取り組む課題:
• a. 契約書の印鑑に関する解説文に基づき、契約書に印鑑を押す最大の意味を説明せよ。あわせて、トラブルになった場合に印鑑が何を証明する材料になるとされているかを述べよ。
• b. 契約書の印鑑に関する解説文を最後の文の直後から引き取り、その続きを書け。

演習用本文:

++++++++++

契約書の印鑑ってどうすればいいの?
種類・押し方・どの印鑑を使うべきかをわかりやすく解説
契約書を作成するとき、
「印鑑って必要?」
「実印じゃないとダメ?」
「押し方を間違えると無効になる?」
といった疑問を持つ方は少なくありません。
結論から言うと、契約書は“印鑑がなくても有効”な場合も多いですが、
印鑑の種類や押し方によって、トラブル時の強さが大きく変わります。
この記事では、
- 契約書に使う印鑑の種類
- 正しい押し方(割印・契印など)
- どの場面でどの印鑑を使うべきか
を、法律の専門家の視点からわかりやすく解説します。
そもそも契約書に印鑑は必要?
印鑑がなくても契約は成立する?
法律上、契約は
「申込み」と「承諾」が合致すれば成立します。
つまり、
- 口約束
- メール
- チャット
でも、理屈の上では契約は成立します。
しかし問題は、後から「言った・言わない」になることです。
印鑑の役割は「証拠力」
契約書に印鑑を押す最大の意味は、
「この内容に合意した」という証拠を強めることです。
特にトラブルになった場合、
- 誰が
- いつ
- どんな内容に同意したのか
を証明する材料になります。

++++++++++

データセット内容:
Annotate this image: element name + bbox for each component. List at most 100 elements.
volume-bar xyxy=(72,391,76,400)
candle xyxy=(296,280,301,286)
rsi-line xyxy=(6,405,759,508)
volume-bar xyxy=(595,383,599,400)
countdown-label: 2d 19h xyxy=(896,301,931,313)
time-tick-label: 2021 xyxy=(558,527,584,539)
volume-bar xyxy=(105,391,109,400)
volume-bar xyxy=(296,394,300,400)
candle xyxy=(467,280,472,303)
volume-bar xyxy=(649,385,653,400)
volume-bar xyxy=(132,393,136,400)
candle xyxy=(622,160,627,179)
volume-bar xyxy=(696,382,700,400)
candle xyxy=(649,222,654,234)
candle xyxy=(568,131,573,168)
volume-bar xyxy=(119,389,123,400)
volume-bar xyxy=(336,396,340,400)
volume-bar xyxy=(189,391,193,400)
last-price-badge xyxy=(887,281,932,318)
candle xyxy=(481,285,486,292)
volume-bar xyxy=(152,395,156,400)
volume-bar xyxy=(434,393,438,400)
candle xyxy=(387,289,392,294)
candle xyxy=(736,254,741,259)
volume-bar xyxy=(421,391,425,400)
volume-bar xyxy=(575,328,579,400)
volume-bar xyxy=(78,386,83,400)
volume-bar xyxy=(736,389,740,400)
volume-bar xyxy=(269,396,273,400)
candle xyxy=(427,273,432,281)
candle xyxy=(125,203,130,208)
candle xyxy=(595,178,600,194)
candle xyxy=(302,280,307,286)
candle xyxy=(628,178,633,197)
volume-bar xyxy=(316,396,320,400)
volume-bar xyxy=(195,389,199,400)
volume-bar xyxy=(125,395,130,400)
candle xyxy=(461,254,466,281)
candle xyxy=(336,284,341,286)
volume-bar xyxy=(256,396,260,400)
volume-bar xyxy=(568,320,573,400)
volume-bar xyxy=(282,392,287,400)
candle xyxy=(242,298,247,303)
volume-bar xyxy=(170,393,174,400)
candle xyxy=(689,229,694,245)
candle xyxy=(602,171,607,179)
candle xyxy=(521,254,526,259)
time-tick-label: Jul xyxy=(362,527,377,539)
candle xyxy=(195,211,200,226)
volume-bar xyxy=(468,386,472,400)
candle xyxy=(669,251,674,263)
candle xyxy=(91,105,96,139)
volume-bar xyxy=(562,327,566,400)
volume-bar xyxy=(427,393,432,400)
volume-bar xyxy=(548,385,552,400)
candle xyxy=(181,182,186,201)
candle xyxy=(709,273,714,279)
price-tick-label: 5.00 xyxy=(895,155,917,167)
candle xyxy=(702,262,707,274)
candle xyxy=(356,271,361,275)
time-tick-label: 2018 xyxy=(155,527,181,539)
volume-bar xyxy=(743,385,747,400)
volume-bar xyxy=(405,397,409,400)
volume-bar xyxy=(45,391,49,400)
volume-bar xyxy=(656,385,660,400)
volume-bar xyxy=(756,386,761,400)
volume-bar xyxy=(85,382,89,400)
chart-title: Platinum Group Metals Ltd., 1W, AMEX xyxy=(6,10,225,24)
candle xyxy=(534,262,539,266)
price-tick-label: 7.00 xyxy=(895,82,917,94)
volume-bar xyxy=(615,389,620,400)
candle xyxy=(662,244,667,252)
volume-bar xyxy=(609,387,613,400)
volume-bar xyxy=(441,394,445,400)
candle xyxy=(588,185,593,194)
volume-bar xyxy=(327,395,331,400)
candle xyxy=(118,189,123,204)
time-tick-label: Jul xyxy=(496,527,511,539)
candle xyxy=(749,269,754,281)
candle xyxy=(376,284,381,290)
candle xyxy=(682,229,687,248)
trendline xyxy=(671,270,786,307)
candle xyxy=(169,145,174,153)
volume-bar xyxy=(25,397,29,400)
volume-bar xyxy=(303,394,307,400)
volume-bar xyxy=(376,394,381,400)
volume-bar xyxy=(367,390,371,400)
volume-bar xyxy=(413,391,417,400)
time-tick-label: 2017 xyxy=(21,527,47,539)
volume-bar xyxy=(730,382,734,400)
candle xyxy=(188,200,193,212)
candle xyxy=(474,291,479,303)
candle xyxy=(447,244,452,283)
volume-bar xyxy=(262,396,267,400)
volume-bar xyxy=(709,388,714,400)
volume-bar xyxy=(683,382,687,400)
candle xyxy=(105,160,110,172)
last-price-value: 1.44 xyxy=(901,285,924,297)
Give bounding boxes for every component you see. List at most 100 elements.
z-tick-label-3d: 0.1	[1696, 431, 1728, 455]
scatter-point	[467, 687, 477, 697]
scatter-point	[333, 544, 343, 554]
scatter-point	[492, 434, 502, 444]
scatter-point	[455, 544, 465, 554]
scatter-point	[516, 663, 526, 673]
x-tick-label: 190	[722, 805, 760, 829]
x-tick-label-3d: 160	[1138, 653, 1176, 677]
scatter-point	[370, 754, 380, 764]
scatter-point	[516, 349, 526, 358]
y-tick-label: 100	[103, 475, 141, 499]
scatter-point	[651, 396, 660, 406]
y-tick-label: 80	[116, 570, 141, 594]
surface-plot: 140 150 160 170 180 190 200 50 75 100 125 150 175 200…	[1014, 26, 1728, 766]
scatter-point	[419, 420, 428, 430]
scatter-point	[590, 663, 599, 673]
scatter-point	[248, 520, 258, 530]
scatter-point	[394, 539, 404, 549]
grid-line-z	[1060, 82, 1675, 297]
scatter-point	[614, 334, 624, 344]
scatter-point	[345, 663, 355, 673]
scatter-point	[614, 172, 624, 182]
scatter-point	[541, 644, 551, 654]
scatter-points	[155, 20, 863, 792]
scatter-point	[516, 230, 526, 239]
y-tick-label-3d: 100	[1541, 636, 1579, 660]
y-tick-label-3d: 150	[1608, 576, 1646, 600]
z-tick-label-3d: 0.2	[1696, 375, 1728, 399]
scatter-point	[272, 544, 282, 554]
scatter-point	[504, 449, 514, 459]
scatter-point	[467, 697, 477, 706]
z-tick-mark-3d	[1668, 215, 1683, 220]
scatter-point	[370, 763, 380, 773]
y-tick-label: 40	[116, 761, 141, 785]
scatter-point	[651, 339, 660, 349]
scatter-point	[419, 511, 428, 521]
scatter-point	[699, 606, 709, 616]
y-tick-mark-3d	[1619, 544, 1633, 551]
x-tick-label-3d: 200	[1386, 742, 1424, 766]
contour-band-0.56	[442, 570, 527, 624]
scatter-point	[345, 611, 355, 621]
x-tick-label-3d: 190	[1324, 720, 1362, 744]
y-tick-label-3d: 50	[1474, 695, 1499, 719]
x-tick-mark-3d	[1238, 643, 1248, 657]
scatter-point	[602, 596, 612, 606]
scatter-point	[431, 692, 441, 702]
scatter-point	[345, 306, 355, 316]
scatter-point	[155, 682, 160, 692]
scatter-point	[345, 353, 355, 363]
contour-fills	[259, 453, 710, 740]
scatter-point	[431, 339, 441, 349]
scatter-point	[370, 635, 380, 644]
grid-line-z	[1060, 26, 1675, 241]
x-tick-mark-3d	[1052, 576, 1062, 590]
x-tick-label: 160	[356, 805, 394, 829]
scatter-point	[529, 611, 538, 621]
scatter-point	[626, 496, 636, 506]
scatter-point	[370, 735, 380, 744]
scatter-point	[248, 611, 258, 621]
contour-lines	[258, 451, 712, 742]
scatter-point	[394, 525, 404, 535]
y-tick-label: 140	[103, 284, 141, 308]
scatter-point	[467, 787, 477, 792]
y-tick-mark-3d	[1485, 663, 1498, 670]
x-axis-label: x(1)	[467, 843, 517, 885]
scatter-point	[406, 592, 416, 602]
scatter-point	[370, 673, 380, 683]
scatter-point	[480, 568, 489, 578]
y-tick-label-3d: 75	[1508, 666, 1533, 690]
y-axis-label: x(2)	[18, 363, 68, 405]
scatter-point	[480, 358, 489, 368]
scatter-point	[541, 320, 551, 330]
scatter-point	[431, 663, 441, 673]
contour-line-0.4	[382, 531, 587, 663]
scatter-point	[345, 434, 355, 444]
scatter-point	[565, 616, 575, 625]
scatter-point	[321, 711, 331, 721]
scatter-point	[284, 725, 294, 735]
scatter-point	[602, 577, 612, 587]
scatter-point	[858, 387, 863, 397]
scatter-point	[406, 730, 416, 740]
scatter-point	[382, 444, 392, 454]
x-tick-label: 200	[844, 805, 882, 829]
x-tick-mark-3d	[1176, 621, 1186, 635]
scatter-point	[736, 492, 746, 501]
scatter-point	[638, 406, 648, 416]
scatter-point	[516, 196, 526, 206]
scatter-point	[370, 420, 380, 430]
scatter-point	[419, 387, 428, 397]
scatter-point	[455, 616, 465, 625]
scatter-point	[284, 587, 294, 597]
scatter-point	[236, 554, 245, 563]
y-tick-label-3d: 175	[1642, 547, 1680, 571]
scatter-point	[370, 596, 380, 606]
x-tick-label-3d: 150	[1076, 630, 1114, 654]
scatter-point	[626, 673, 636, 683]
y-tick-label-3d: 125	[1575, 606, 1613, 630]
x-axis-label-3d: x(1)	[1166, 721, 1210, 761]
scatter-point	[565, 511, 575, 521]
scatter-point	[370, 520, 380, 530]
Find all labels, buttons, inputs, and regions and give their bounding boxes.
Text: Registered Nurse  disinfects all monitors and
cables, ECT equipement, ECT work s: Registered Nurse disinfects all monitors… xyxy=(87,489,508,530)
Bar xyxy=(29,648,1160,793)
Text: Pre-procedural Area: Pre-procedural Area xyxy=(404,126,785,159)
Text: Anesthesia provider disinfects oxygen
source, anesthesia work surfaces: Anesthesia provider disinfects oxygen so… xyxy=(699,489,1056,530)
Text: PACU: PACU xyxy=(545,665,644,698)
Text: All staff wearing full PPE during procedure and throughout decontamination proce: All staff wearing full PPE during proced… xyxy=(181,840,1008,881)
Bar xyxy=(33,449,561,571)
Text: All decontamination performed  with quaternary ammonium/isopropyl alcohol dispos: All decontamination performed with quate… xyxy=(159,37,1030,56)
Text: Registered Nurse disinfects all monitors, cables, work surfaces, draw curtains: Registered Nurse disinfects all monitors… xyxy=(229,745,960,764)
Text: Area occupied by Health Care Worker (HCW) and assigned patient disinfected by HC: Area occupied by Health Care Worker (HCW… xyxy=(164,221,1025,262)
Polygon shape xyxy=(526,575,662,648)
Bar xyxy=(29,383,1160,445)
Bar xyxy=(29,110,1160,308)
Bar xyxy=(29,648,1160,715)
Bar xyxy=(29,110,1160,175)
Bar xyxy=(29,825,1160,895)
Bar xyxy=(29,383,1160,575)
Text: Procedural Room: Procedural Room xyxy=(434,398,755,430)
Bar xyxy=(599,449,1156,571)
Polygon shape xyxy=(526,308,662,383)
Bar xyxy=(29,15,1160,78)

++++++++++

演習の結果:
• a. 契約書に印鑑を押す最大の意味は、「この内容に合意した」という証拠を強めることである。特にトラブルになった場合には、誰が、いつ、どんな内容に同意したのかを証明する材料になる。

• b.
契約書で使われる印鑑の種類
① 実印
- 市区町村に印鑑登録している印鑑
- 最も強い証拠力
使われる場面
- 不動産売買
- 高額な契約
- 重要な長期契約
👉 個人の重要契約向け
② 認印
- 印鑑登録していない一般的な印鑑
- 三文判も含まれる
使われる場面
- 業務委託契約
- 売買契約
- 一般的な取引契約
👉 日常的な契約で最も多く使われます
③ 銀行印
- 銀行届出用の印鑑
- 契約書には原則使わない
👉 契約用と併用するのは避けた方が安全
④ 会社の印鑑(法人の場合)
- 代表者印(実印)
- 角印(社印)
重要度の目安
- 重要契約 → 代表者印
- 一般契約 → 角印
※会社規模・内部規程によって異なります
どの印鑑で押すべき?【ケース別】
| 契約内容 | 推奨される印鑑 |
|---|---|
| 高額・長期・解約リスク大 | 実印 |
| 一般的な業務委託 | 認印 |
| 法人の重要契約 | 代表者印 |
| 見積書・覚書 | 認印または角印 |
「どれでもいい」ではなく、契約の重さに合わせて選ぶのがポイントです。
契約書の正しい印鑑の押し方
① 署名・記名押印
- 署名:自分で名前を書く
- 記名押印:印字された名前+印鑑
👉 証拠力が高いのは「署名」
② 割印(わりいん)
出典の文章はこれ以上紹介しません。